> _Stated exercise_: Which lines include the word "options"? Copy each of them.

> _Saved entries_:
# # # # #

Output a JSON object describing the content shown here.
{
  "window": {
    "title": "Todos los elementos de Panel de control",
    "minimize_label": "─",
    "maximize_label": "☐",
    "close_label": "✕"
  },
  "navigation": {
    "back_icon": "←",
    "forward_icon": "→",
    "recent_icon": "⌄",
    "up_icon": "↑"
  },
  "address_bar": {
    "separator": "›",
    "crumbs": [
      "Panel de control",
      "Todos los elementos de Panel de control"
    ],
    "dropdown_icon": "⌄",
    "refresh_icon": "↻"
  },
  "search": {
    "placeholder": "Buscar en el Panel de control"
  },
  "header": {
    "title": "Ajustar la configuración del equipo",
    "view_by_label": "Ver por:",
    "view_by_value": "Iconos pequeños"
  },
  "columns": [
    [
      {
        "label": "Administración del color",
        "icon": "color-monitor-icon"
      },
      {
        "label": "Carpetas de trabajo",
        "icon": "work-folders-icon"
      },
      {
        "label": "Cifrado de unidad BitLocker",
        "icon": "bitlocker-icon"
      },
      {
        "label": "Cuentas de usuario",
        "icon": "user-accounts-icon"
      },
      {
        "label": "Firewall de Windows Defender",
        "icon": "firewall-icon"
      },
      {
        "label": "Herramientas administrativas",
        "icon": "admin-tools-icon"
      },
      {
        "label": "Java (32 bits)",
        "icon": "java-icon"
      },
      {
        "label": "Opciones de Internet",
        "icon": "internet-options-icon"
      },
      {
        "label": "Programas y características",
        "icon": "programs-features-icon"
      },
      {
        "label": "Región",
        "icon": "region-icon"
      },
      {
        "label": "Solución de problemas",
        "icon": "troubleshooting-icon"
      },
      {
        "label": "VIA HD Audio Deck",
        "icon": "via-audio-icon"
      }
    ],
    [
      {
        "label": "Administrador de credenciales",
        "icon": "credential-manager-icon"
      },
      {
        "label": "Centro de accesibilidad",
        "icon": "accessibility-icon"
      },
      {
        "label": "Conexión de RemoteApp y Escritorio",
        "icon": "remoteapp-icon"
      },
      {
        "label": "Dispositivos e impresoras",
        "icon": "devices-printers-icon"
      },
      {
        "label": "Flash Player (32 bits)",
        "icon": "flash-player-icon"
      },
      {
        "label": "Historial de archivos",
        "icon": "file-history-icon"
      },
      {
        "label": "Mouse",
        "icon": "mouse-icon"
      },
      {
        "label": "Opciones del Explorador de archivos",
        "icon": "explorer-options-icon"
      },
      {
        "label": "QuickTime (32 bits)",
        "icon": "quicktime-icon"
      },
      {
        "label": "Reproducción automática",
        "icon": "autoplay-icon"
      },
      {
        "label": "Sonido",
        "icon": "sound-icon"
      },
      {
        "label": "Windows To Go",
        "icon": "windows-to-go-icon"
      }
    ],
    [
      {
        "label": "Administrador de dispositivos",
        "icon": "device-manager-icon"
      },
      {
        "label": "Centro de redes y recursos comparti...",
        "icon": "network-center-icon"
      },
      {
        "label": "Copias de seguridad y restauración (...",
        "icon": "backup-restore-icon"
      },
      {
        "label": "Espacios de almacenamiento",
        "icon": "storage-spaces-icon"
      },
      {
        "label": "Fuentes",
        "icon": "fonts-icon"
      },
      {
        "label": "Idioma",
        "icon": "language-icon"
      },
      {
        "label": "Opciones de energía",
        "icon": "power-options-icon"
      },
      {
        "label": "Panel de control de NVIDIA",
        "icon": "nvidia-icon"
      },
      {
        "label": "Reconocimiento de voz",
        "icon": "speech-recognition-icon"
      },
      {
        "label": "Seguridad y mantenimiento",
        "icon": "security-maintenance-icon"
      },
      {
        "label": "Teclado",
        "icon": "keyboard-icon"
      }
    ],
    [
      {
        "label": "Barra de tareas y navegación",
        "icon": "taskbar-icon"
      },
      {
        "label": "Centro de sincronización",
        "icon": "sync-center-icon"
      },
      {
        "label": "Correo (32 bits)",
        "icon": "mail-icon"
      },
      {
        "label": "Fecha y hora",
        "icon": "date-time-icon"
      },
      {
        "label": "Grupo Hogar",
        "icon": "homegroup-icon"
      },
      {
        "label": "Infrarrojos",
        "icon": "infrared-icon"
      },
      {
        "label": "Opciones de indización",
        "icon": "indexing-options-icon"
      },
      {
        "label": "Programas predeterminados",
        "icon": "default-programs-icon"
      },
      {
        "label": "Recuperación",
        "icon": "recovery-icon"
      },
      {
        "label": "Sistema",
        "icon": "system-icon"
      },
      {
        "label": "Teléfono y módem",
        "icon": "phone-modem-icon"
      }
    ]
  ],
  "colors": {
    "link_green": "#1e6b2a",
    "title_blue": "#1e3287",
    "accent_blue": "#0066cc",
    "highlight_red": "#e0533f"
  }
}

# # # # #

> _Answer to this exercise_:
        "icon": "internet-options-icon"
        "icon": "explorer-options-icon"
        "icon": "power-options-icon"
        "icon": "indexing-options-icon"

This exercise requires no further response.